▶ **TEXTE FOURNI**:

/---

Gabriel Deshayes est né le 6 décembre 1767 à Beignon, petit bourg rural du Morbihan, à la lisière de la forêt de Paimpont.
Lorsqu’éclate la Révolution française, il est toujours séminariste et est ordonné diacre en septembre 1790. Pour recevoir la prêtrise, il doit rejoindre Jersey où Mgr Le Mintier, évêque de Tréguier en exil, l’ordonne prêtre, le 4 mars 1792.
Il aurait pu attendre là. Il choisit le risque et reprend la route de la France, huit jours après son ordination. Il commence son ministère de prêtre proscrit, exposé aux plus graves dangers. Il retrouve plusieurs de ses collègues. Leur point de ralliement est la paroisse du Verger. Dans la plus grande discrétion, ils parcourent de nuit les campagnes, rassemblent les chrétiens dans leurs granges ou leurs greniers, pour la célébration de la messe et des sacrements.
Dans cette équipe, Gabriel est le plus jeune, le plus intrépide aussi, dit-on. Pour tromper les soldats de la Révolution, il se déguise ne meunier, en paysan qui manie la faux dans la lande bretonne, en valet de ferme que l’on envoie aux champs et que l’on appelle » Grand Pierre »! Il frôle plusieurs fois la mort.
Un jour, la maison où il se cache est entourée de soldats.: « Oui, oui, dit-il. Deshayes est ici, j’en suis bien sûr, moi ! Cherchons, citoyens ». Et, il disparaît dans la foule.
Une autre fois, à peine est-il assis à la table d’un château avec son ami, l’abbé Georges, qu’une servante se précipite : « Les Bleus pleine cour ! » Gabriel Deshayes saute par la fenêtre, cache son compagnon dans les broussailles, d’un bond franchit la douve et s’enfuit dans la campagne. Les bleus l’aperçoivent et arment leurs fusils. Les balles sifflent à ses oreilles sans l’atteindre. Ayant distancé ses poursuivants, il a le temps de troquer la tenue d’un paysan et de se saisir de sa serpe. Quand les gendarmes arrivent à sa hauteur, il leur indique, sans vergogne, la direction prise par le fuyard …
Une autre fois encore, il travaille tranquillement avec l’abbé Georges et un autre compagnon quand un messager vient les avertir : « Filez vite. On est sur vos traces. Le tribunal révolutionnaire vous attend. » C’est le soir. Les trois amis sortent de leur retraite et empruntent la grand’route : c’est moins suspect. Justement, les gendarmes viennent droit sur eux et il fait pleine lune. Impossible de fuir. Les trois hommes se rangent silencieusement le long du fossé. Les gendarmes passent et ne voient rien …
En bien d’autres occasions, Gabriel Deshayes échappe aux soldats qui le traquent et aux jours plus sereins du Consulat, il est disponible pour un ministère plus tranquille.

\---

▶ **CONSIGNE A**:
Répondez aux questions suivantes d'après le texte sur Gabriel Deshayes.
(i) Dans quel bourg Gabriel Deshayes est-il né ?
(ii) Qui l'ordonne prêtre à Jersey ?
(iii) Quelle paroisse sert de point de ralliement aux prêtres ?
▶ **CONSIGNE B**:
Citez mot pour mot le passage du texte sur Gabriel Deshayes qui commence aux mots « Gabriel Deshayes est » et s'arrête après les mots « 4 mars 1792. ».
▶ **CONSIGNE C**:
Prolongez le récit de la vie de Gabriel Deshayes à la suite de sa dernière phrase.

▶ **ITEMS**:

/---

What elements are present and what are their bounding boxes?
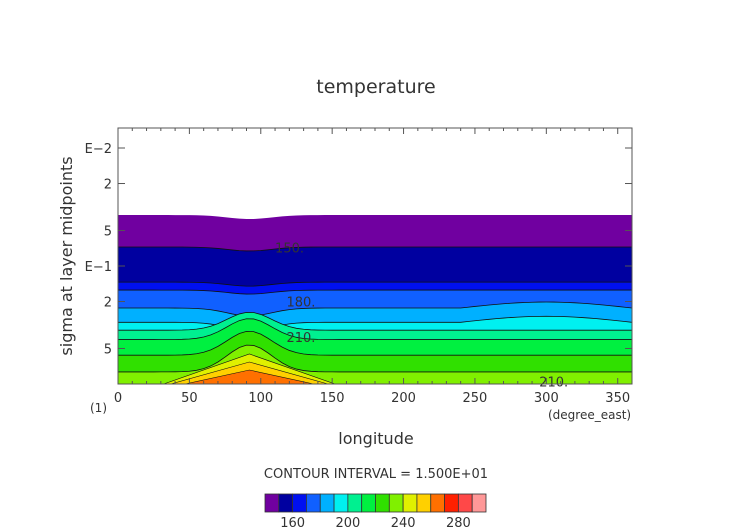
x-tick-label: 200 <box>391 391 416 406</box>
colorbar-box <box>347 493 363 513</box>
y-axis-label: sigma at layer midpoints <box>57 156 76 355</box>
x-tick-label: 50 <box>181 391 198 406</box>
contour-line <box>118 281 632 287</box>
contour-interval-text: CONTOUR INTERVAL = 1.500E+01 <box>264 467 488 482</box>
colorbar-tick-label: 160 <box>280 516 305 531</box>
colorbar-box <box>278 493 294 513</box>
x-axis-label: longitude <box>338 429 413 448</box>
colorbar-tick-label: 200 <box>335 516 360 531</box>
colorbar-tick-label: 280 <box>446 516 471 531</box>
contour-line <box>118 344 632 373</box>
contour-line <box>117 311 632 331</box>
plot-area: 150. 180. 210. 210. <box>117 215 633 390</box>
x-tick-label: 350 <box>605 391 630 406</box>
contour-line <box>118 289 632 295</box>
colorbar-box <box>430 493 445 513</box>
colorbar-box <box>388 493 404 513</box>
colorbar-box <box>416 493 432 513</box>
y-tick-label: E−1 <box>85 260 112 275</box>
contour-line <box>118 315 633 331</box>
x-units-label: (degree_east) <box>548 408 631 422</box>
colorbar: 160 200 240 280 <box>264 493 487 531</box>
y-tick-label: 2 <box>104 296 112 311</box>
y-tick-label: 5 <box>104 342 112 357</box>
colorbar-box <box>306 493 321 513</box>
x-tick-label: 300 <box>534 391 559 406</box>
colorbar-box <box>292 493 307 513</box>
colorbar-box <box>444 493 459 513</box>
y-scale-label: (1) <box>90 401 107 415</box>
contour-line <box>118 318 632 340</box>
colorbar-box <box>361 493 376 513</box>
colorbar-box <box>375 493 390 513</box>
contour-line <box>118 330 632 356</box>
chart-title: temperature <box>316 76 435 98</box>
contour-label: 210. <box>286 331 315 346</box>
colorbar-box <box>471 493 487 513</box>
x-tick-label: 250 <box>463 391 488 406</box>
axes: 0 50 100 150 200 250 300 350 E−2 2 5 E−1 2 5 <box>85 127 633 406</box>
x-tick-label: 100 <box>248 391 273 406</box>
contour-label: 210. <box>539 375 568 390</box>
y-tick-label: E−2 <box>85 142 112 157</box>
colorbar-tick-label: 240 <box>391 516 416 531</box>
colorbar-box <box>319 493 335 513</box>
contour-label: 150. <box>275 242 304 257</box>
x-tick-label: 0 <box>114 391 122 406</box>
contour-label: 180. <box>286 296 315 311</box>
colorbar-box <box>457 493 473 513</box>
colorbar-box <box>402 493 418 513</box>
colorbar-box <box>264 493 280 513</box>
y-tick-label: 2 <box>104 178 112 193</box>
colorbar-box <box>333 493 349 513</box>
x-tick-label: 150 <box>320 391 345 406</box>
contour-line <box>118 301 633 317</box>
y-tick-label: 5 <box>104 224 112 239</box>
contour-line <box>118 246 632 252</box>
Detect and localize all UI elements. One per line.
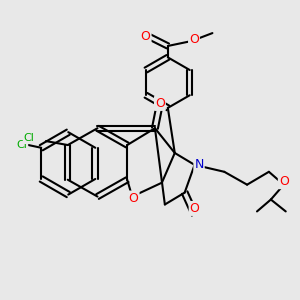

\---

▶ **RÉPONSE A**:
(i) À Beignon, petit bourg rural du Morbihan.
(ii) Mgr Le Mintier, évêque de Tréguier en exil.
(iii) La paroisse du Verger.

▶ **RÉPONSE B**:
Gabriel Deshayes est né le 6 décembre 1767 à Beignon, petit bourg rural du Morbihan, à la lisière de la forêt de Paimpont.
Lorsqu’éclate la Révolution française, il est toujours séminariste et est ordonné diacre en septembre 1790. Pour recevoir la prêtrise, il doit rejoindre Jersey où Mgr Le Mintier, évêque de Tréguier en exil, l’ordonne prêtre, le 4 mars 1792.

▶ **RÉPONSE C**:
Un Curé social
C’est en avril 1805 que Gabriel Deshayes arrive à Auray, paroisse de 3000 habitants. Il s’attaque à diverses urgences que son sens de Dieu et de l’homme lui font vite repérer.
Il aide à la restauration de l’hospice qui regroupe encore à cette époque vieillards, infirmes et enfants trouvés. Il se préoccupe des mendiants et des chômeurs et les enrôle pour un travail communautaire. Il ouvre une filature et crée un atelier de tissage pour les prisonniers. Son presbytère est toujours et le curé se dépouille de son manteau ou d’une couverture pour venir en aide à une famille nécessiteuse.
Dans les rues d’Auray, il croise des mal-entendants. A l’époque, on les appelle des sourds. Facilement, ils sont traités d’idiots ou de stupides. Gabriel Deshayes s’en émeut. Dès 1810, il confie les filles aux Sœurs de la Sagesse, à la Chartreuse qu’il vient d’acquérir. Plus tard, il charge les Frères de Saint Gabriel des garçons et développe son œuvre en faveur des aveugles et des mal-voyants. Sa vie durant, ce seront ses enfants préférés.
Dès 1816, il accueille dans son presbytère des jeunes gens qu’avec l’aide des Frères des Écoles chrétiennes il prépare au métier d’enseignant pour les campagnes bretonnes. Réunis aux recrues de l’abbé de la Mennais à Saint-Brieuc, ces jeunes forment le premier noyau de l’Institut des Frères de l’Instruction Chrétienne de Bretagne.
Comme le résume son évêque, Mgr de Pancemont : » L’abbé Deshayes ne va se coucher le soir que pour rêver aux nouvelles merveilles qu’il exécutera le lendemain ». Et lui-même témoigne : « Je ne me suis jamais défié de la Providence. De son côté, elle ne m’a jamais manqué. »
Le Fondateur
Suite à un ensemble de circonstances, le Père Deshayes est appelé à Saint-Laurent-sur-Sèvre où, le 17 janvier 1821, il est élu Supérieur général des Pères Montfortains et des Sœurs de la Sagesse. Pendant vingt ans, il va remplir cette charge.
Dans le même temps, il s’occupe des Sœurs de l’Instruction chrétienne qu’il a fondées à Beignon et achète pour elles une propriété à Saint-Gildas-des Bois : ce sera leur maison mère. Bien vite, il confie la direction de son institut à un vicaire général de Nantes, l’abbé Angebault. De même, il laisse à l’abbé de la Mennais la haute direction des Frères de Ploërmel.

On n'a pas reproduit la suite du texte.